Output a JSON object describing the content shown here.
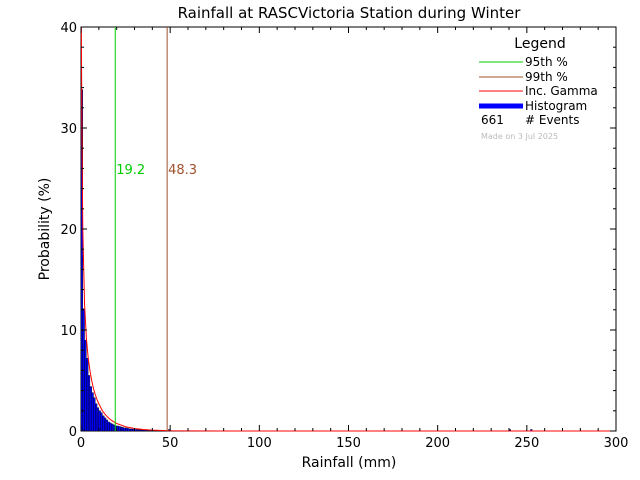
{
  "chart_data": {
    "type": "bar",
    "title": "Rainfall at RASCVictoria Station during Winter",
    "xlabel": "Rainfall (mm)",
    "ylabel": "Probability (%)",
    "xlim": [
      0,
      300
    ],
    "ylim": [
      0,
      40
    ],
    "xticks": [
      "0",
      "50",
      "100",
      "150",
      "200",
      "250",
      "300"
    ],
    "yticks": [
      "0",
      "10",
      "20",
      "30",
      "40"
    ],
    "grid": false,
    "legend_placement": "top-right",
    "legend": {
      "title": "Legend",
      "p95_label": "95th %",
      "p99_label": "99th %",
      "gamma_label": "Inc. Gamma",
      "hist_label": "Histogram",
      "events_count": "661",
      "events_label": "# Events",
      "made_on": "Made on 3 Jul 2025"
    },
    "percentiles": [
      {
        "name": "95th %",
        "value": 19.2,
        "label": "19.2",
        "color": "#00cc00"
      },
      {
        "name": "99th %",
        "value": 48.3,
        "label": "48.3",
        "color": "#a0522d"
      }
    ],
    "histogram": {
      "color": "#0000ff",
      "bin_width": 1,
      "bins": [
        [
          0,
          33.8
        ],
        [
          1,
          12.1
        ],
        [
          2,
          9.0
        ],
        [
          3,
          7.2
        ],
        [
          4,
          5.5
        ],
        [
          5,
          4.4
        ],
        [
          6,
          3.8
        ],
        [
          7,
          3.3
        ],
        [
          8,
          2.7
        ],
        [
          9,
          2.3
        ],
        [
          10,
          2.0
        ],
        [
          11,
          1.8
        ],
        [
          12,
          1.5
        ],
        [
          13,
          1.3
        ],
        [
          14,
          1.1
        ],
        [
          15,
          0.9
        ],
        [
          16,
          0.8
        ],
        [
          17,
          0.7
        ],
        [
          18,
          0.6
        ],
        [
          19,
          0.5
        ],
        [
          20,
          0.5
        ],
        [
          21,
          0.45
        ],
        [
          22,
          0.4
        ],
        [
          23,
          0.35
        ],
        [
          24,
          0.3
        ],
        [
          25,
          0.3
        ],
        [
          26,
          0.25
        ],
        [
          27,
          0.2
        ],
        [
          28,
          0.2
        ],
        [
          29,
          0.18
        ],
        [
          30,
          0.15
        ],
        [
          31,
          0.15
        ],
        [
          32,
          0.12
        ],
        [
          33,
          0.12
        ],
        [
          34,
          0.1
        ],
        [
          35,
          0.1
        ],
        [
          36,
          0.08
        ],
        [
          37,
          0.08
        ],
        [
          38,
          0.06
        ],
        [
          39,
          0.06
        ],
        [
          40,
          0.05
        ],
        [
          42,
          0.05
        ],
        [
          44,
          0.04
        ],
        [
          46,
          0.04
        ],
        [
          48,
          0.03
        ],
        [
          49,
          0.15
        ],
        [
          50,
          0.03
        ],
        [
          52,
          0.02
        ],
        [
          240,
          0.15
        ],
        [
          252,
          0.15
        ]
      ]
    },
    "gamma_curve": {
      "color": "#ff0000",
      "points": [
        [
          0.2,
          40
        ],
        [
          0.5,
          30
        ],
        [
          1,
          20
        ],
        [
          2,
          12.5
        ],
        [
          3,
          9.2
        ],
        [
          4,
          7.3
        ],
        [
          5,
          6.0
        ],
        [
          6,
          5.0
        ],
        [
          7,
          4.2
        ],
        [
          8,
          3.6
        ],
        [
          9,
          3.1
        ],
        [
          10,
          2.7
        ],
        [
          12,
          2.0
        ],
        [
          14,
          1.55
        ],
        [
          16,
          1.2
        ],
        [
          18,
          0.95
        ],
        [
          20,
          0.75
        ],
        [
          25,
          0.42
        ],
        [
          30,
          0.25
        ],
        [
          35,
          0.15
        ],
        [
          40,
          0.09
        ],
        [
          50,
          0.03
        ],
        [
          60,
          0.01
        ],
        [
          80,
          0.0
        ],
        [
          300,
          0.0
        ]
      ]
    }
  }
}
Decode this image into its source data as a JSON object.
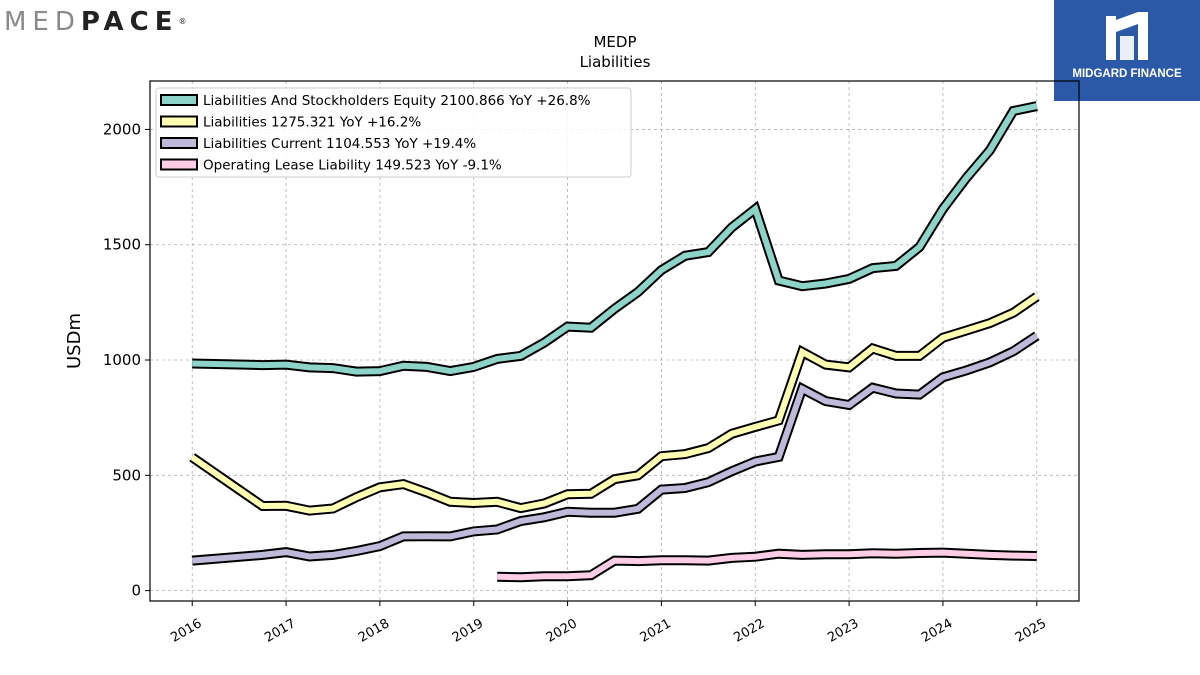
{
  "brand": {
    "left_logo": {
      "light": "MED",
      "dark": "PACE",
      "reg": "®"
    },
    "right_logo": {
      "text": "MIDGARD FINANCE",
      "bg": "#2b59a8"
    }
  },
  "chart_data": {
    "type": "line",
    "title": "MEDP",
    "subtitle": "Liabilities",
    "ylabel": "USDm",
    "xlabel": "",
    "xlim": [
      2015.55,
      2025.45
    ],
    "ylim": [
      -45,
      2210
    ],
    "xticks": [
      2016,
      2017,
      2018,
      2019,
      2020,
      2021,
      2022,
      2023,
      2024,
      2025
    ],
    "yticks": [
      0,
      500,
      1000,
      1500,
      2000
    ],
    "grid": true,
    "legend_position": "top-left",
    "series": [
      {
        "name": "Liabilities And Stockholders Equity",
        "legend_label": "Liabilities And Stockholders Equity  2100.866 YoY +26.8%",
        "color": "#8dd3c7",
        "points": [
          [
            2016.0,
            985
          ],
          [
            2016.75,
            978
          ],
          [
            2017.0,
            980
          ],
          [
            2017.25,
            968
          ],
          [
            2017.5,
            965
          ],
          [
            2017.75,
            950
          ],
          [
            2018.0,
            952
          ],
          [
            2018.25,
            975
          ],
          [
            2018.5,
            970
          ],
          [
            2018.75,
            952
          ],
          [
            2019.0,
            970
          ],
          [
            2019.25,
            1005
          ],
          [
            2019.5,
            1018
          ],
          [
            2019.75,
            1075
          ],
          [
            2020.0,
            1145
          ],
          [
            2020.25,
            1140
          ],
          [
            2020.5,
            1222
          ],
          [
            2020.75,
            1295
          ],
          [
            2021.0,
            1390
          ],
          [
            2021.25,
            1452
          ],
          [
            2021.5,
            1468
          ],
          [
            2021.75,
            1575
          ],
          [
            2022.0,
            1655
          ],
          [
            2022.25,
            1345
          ],
          [
            2022.5,
            1320
          ],
          [
            2022.75,
            1332
          ],
          [
            2023.0,
            1352
          ],
          [
            2023.25,
            1398
          ],
          [
            2023.5,
            1408
          ],
          [
            2023.75,
            1490
          ],
          [
            2024.0,
            1655
          ],
          [
            2024.25,
            1790
          ],
          [
            2024.5,
            1910
          ],
          [
            2024.75,
            2080
          ],
          [
            2025.0,
            2101
          ]
        ]
      },
      {
        "name": "Liabilities",
        "legend_label": "Liabilities  1275.321 YoY +16.2%",
        "color": "#ffffb3",
        "points": [
          [
            2016.0,
            578
          ],
          [
            2016.75,
            367
          ],
          [
            2017.0,
            368
          ],
          [
            2017.25,
            347
          ],
          [
            2017.5,
            356
          ],
          [
            2017.75,
            405
          ],
          [
            2018.0,
            448
          ],
          [
            2018.25,
            462
          ],
          [
            2018.5,
            426
          ],
          [
            2018.75,
            385
          ],
          [
            2019.0,
            380
          ],
          [
            2019.25,
            385
          ],
          [
            2019.5,
            358
          ],
          [
            2019.75,
            378
          ],
          [
            2020.0,
            418
          ],
          [
            2020.25,
            420
          ],
          [
            2020.5,
            483
          ],
          [
            2020.75,
            500
          ],
          [
            2021.0,
            583
          ],
          [
            2021.25,
            592
          ],
          [
            2021.5,
            618
          ],
          [
            2021.75,
            680
          ],
          [
            2022.0,
            710
          ],
          [
            2022.25,
            738
          ],
          [
            2022.5,
            1035
          ],
          [
            2022.75,
            980
          ],
          [
            2023.0,
            968
          ],
          [
            2023.25,
            1050
          ],
          [
            2023.5,
            1018
          ],
          [
            2023.75,
            1018
          ],
          [
            2024.0,
            1097
          ],
          [
            2024.25,
            1128
          ],
          [
            2024.5,
            1160
          ],
          [
            2024.75,
            1205
          ],
          [
            2025.0,
            1275
          ]
        ]
      },
      {
        "name": "Liabilities Current",
        "legend_label": "Liabilities Current  1104.553 YoY +19.4%",
        "color": "#bebada",
        "points": [
          [
            2016.0,
            130
          ],
          [
            2016.75,
            155
          ],
          [
            2017.0,
            167
          ],
          [
            2017.25,
            148
          ],
          [
            2017.5,
            155
          ],
          [
            2017.75,
            172
          ],
          [
            2018.0,
            193
          ],
          [
            2018.25,
            235
          ],
          [
            2018.5,
            236
          ],
          [
            2018.75,
            235
          ],
          [
            2019.0,
            257
          ],
          [
            2019.25,
            265
          ],
          [
            2019.5,
            302
          ],
          [
            2019.75,
            318
          ],
          [
            2020.0,
            342
          ],
          [
            2020.25,
            338
          ],
          [
            2020.5,
            338
          ],
          [
            2020.75,
            355
          ],
          [
            2021.0,
            438
          ],
          [
            2021.25,
            445
          ],
          [
            2021.5,
            470
          ],
          [
            2021.75,
            518
          ],
          [
            2022.0,
            560
          ],
          [
            2022.25,
            580
          ],
          [
            2022.5,
            875
          ],
          [
            2022.75,
            822
          ],
          [
            2023.0,
            805
          ],
          [
            2023.25,
            880
          ],
          [
            2023.5,
            855
          ],
          [
            2023.75,
            850
          ],
          [
            2024.0,
            925
          ],
          [
            2024.25,
            955
          ],
          [
            2024.5,
            990
          ],
          [
            2024.75,
            1038
          ],
          [
            2025.0,
            1105
          ]
        ]
      },
      {
        "name": "Operating Lease Liability",
        "legend_label": "Operating Lease Liability  149.523 YoY -9.1%",
        "color": "#fccde5",
        "points": [
          [
            2019.25,
            60
          ],
          [
            2019.5,
            58
          ],
          [
            2019.75,
            62
          ],
          [
            2020.0,
            62
          ],
          [
            2020.25,
            67
          ],
          [
            2020.5,
            130
          ],
          [
            2020.75,
            128
          ],
          [
            2021.0,
            132
          ],
          [
            2021.25,
            132
          ],
          [
            2021.5,
            130
          ],
          [
            2021.75,
            142
          ],
          [
            2022.0,
            147
          ],
          [
            2022.25,
            160
          ],
          [
            2022.5,
            155
          ],
          [
            2022.75,
            158
          ],
          [
            2023.0,
            158
          ],
          [
            2023.25,
            162
          ],
          [
            2023.5,
            160
          ],
          [
            2023.75,
            163
          ],
          [
            2024.0,
            165
          ],
          [
            2024.25,
            160
          ],
          [
            2024.5,
            155
          ],
          [
            2024.75,
            152
          ],
          [
            2025.0,
            150
          ]
        ]
      }
    ]
  }
}
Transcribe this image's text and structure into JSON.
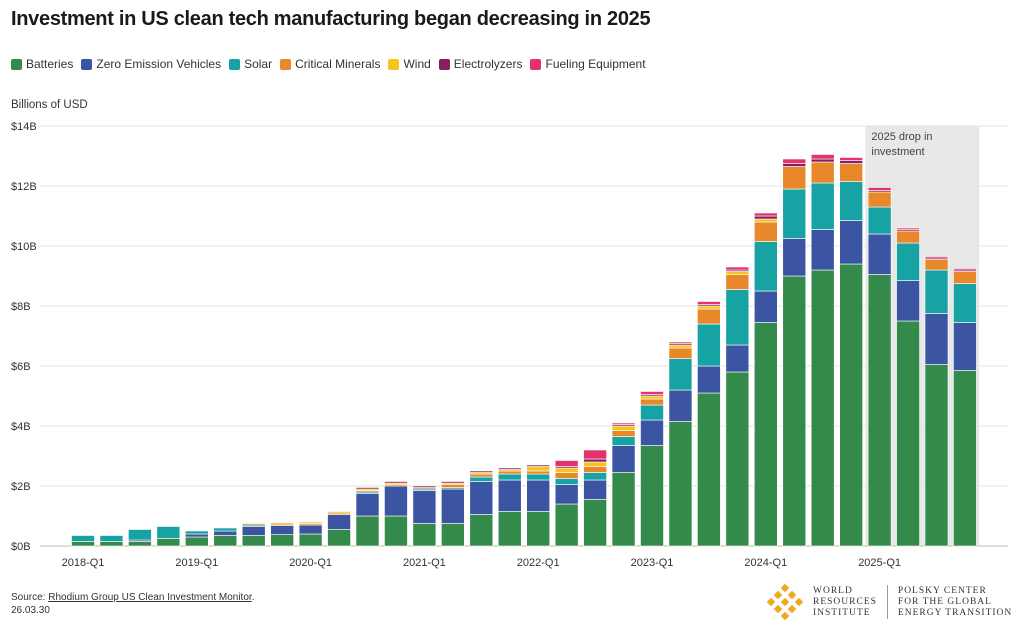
{
  "title": "Investment in US clean tech manufacturing began decreasing in 2025",
  "y_axis_label": "Billions of USD",
  "annotation": [
    "2025 drop in",
    "investment"
  ],
  "source_prefix": "Source: ",
  "source_link": "Rhodium Group US Clean Investment Monitor",
  "source_suffix": ".",
  "date_stamp": "26.03.30",
  "logo_wri": [
    "WORLD",
    "RESOURCES",
    "INSTITUTE"
  ],
  "logo_polsky": [
    "POLSKY CENTER",
    "FOR THE GLOBAL",
    "ENERGY TRANSITION"
  ],
  "colors": {
    "Batteries": "#348a4b",
    "Zero Emission Vehicles": "#3b55a2",
    "Solar": "#17a2a3",
    "Critical Minerals": "#e8882a",
    "Wind": "#f5c51e",
    "Electrolyzers": "#8a1e63",
    "Fueling Equipment": "#e4336c",
    "shade": "#e8e8e8",
    "grid": "#e3e3e3",
    "logo_gold": "#f0a81c"
  },
  "chart_data": {
    "type": "bar",
    "stacked": true,
    "ylim": [
      0,
      14
    ],
    "yticks": [
      "$0B",
      "$2B",
      "$4B",
      "$6B",
      "$8B",
      "$10B",
      "$12B",
      "$14B"
    ],
    "ylabel": "Billions of USD",
    "x_tick_labels": [
      {
        "index": 0,
        "label": "2018-Q1"
      },
      {
        "index": 4,
        "label": "2019-Q1"
      },
      {
        "index": 8,
        "label": "2020-Q1"
      },
      {
        "index": 12,
        "label": "2021-Q1"
      },
      {
        "index": 16,
        "label": "2022-Q1"
      },
      {
        "index": 20,
        "label": "2023-Q1"
      },
      {
        "index": 24,
        "label": "2024-Q1"
      },
      {
        "index": 28,
        "label": "2025-Q1"
      }
    ],
    "categories": [
      "2018-Q1",
      "2018-Q2",
      "2018-Q3",
      "2018-Q4",
      "2019-Q1",
      "2019-Q2",
      "2019-Q3",
      "2019-Q4",
      "2020-Q1",
      "2020-Q2",
      "2020-Q3",
      "2020-Q4",
      "2021-Q1",
      "2021-Q2",
      "2021-Q3",
      "2021-Q4",
      "2022-Q1",
      "2022-Q2",
      "2022-Q3",
      "2022-Q4",
      "2023-Q1",
      "2023-Q2",
      "2023-Q3",
      "2023-Q4",
      "2024-Q1",
      "2024-Q2",
      "2024-Q3",
      "2024-Q4",
      "2025-Q1",
      "2025-Q2",
      "2025-Q3",
      "2025-Q4"
    ],
    "highlight_start_index": 28,
    "series": [
      {
        "name": "Batteries",
        "values": [
          0.15,
          0.15,
          0.15,
          0.25,
          0.3,
          0.35,
          0.35,
          0.38,
          0.4,
          0.55,
          1.0,
          1.0,
          0.75,
          0.75,
          1.05,
          1.15,
          1.15,
          1.4,
          1.55,
          2.45,
          3.35,
          4.15,
          5.1,
          5.8,
          7.45,
          9.0,
          9.2,
          9.4,
          9.05,
          7.5,
          6.05,
          5.85
        ]
      },
      {
        "name": "Zero Emission Vehicles",
        "values": [
          0,
          0,
          0.05,
          0,
          0.1,
          0.15,
          0.3,
          0.3,
          0.3,
          0.5,
          0.75,
          1.0,
          1.1,
          1.15,
          1.1,
          1.05,
          1.05,
          0.65,
          0.65,
          0.9,
          0.85,
          1.05,
          0.9,
          0.9,
          1.05,
          1.25,
          1.35,
          1.45,
          1.35,
          1.35,
          1.7,
          1.6
        ]
      },
      {
        "name": "Solar",
        "values": [
          0.2,
          0.2,
          0.35,
          0.4,
          0.1,
          0.1,
          0.05,
          0.0,
          0.0,
          0.0,
          0.05,
          0.0,
          0.05,
          0.05,
          0.15,
          0.2,
          0.2,
          0.2,
          0.25,
          0.3,
          0.5,
          1.05,
          1.4,
          1.85,
          1.65,
          1.65,
          1.55,
          1.3,
          0.9,
          1.25,
          1.45,
          1.3
        ]
      },
      {
        "name": "Critical Minerals",
        "values": [
          0,
          0,
          0,
          0,
          0,
          0,
          0.05,
          0.05,
          0.05,
          0.05,
          0.05,
          0.05,
          0.05,
          0.1,
          0.1,
          0.1,
          0.1,
          0.2,
          0.2,
          0.2,
          0.2,
          0.35,
          0.5,
          0.5,
          0.65,
          0.75,
          0.7,
          0.6,
          0.5,
          0.4,
          0.35,
          0.4
        ]
      },
      {
        "name": "Wind",
        "values": [
          0,
          0,
          0,
          0,
          0,
          0,
          0,
          0.05,
          0.05,
          0.05,
          0.05,
          0.05,
          0.0,
          0.05,
          0.05,
          0.05,
          0.15,
          0.15,
          0.15,
          0.15,
          0.1,
          0.1,
          0.1,
          0.1,
          0.1,
          0.0,
          0.0,
          0.0,
          0.0,
          0.0,
          0.0,
          0.0
        ]
      },
      {
        "name": "Electrolyzers",
        "values": [
          0,
          0,
          0,
          0,
          0,
          0,
          0,
          0,
          0,
          0,
          0.05,
          0.05,
          0.05,
          0.05,
          0.05,
          0.05,
          0.05,
          0.05,
          0.1,
          0.05,
          0.05,
          0.05,
          0.05,
          0.05,
          0.1,
          0.1,
          0.1,
          0.1,
          0.05,
          0.05,
          0.05,
          0.05
        ]
      },
      {
        "name": "Fueling Equipment",
        "values": [
          0,
          0,
          0,
          0,
          0,
          0,
          0,
          0,
          0,
          0,
          0,
          0,
          0,
          0,
          0,
          0,
          0,
          0.2,
          0.3,
          0.05,
          0.1,
          0.05,
          0.1,
          0.1,
          0.1,
          0.15,
          0.15,
          0.1,
          0.1,
          0.05,
          0.05,
          0.05
        ]
      }
    ]
  }
}
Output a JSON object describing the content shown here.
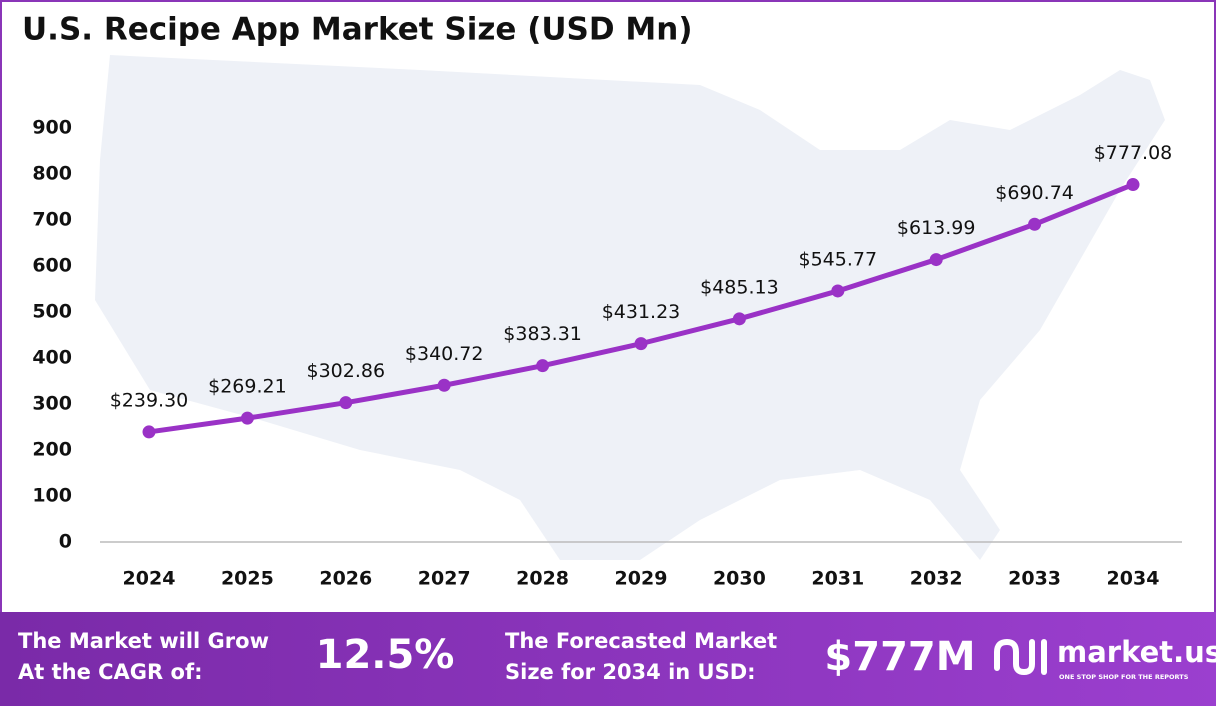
###
WHAT IS ASKED:
Make a copy of each line that contains the string "Vehicles".

FINAL RESULT:
    "Zero Emission Vehicles": "#3b55a2",
        "name": "Zero Emission Vehicles",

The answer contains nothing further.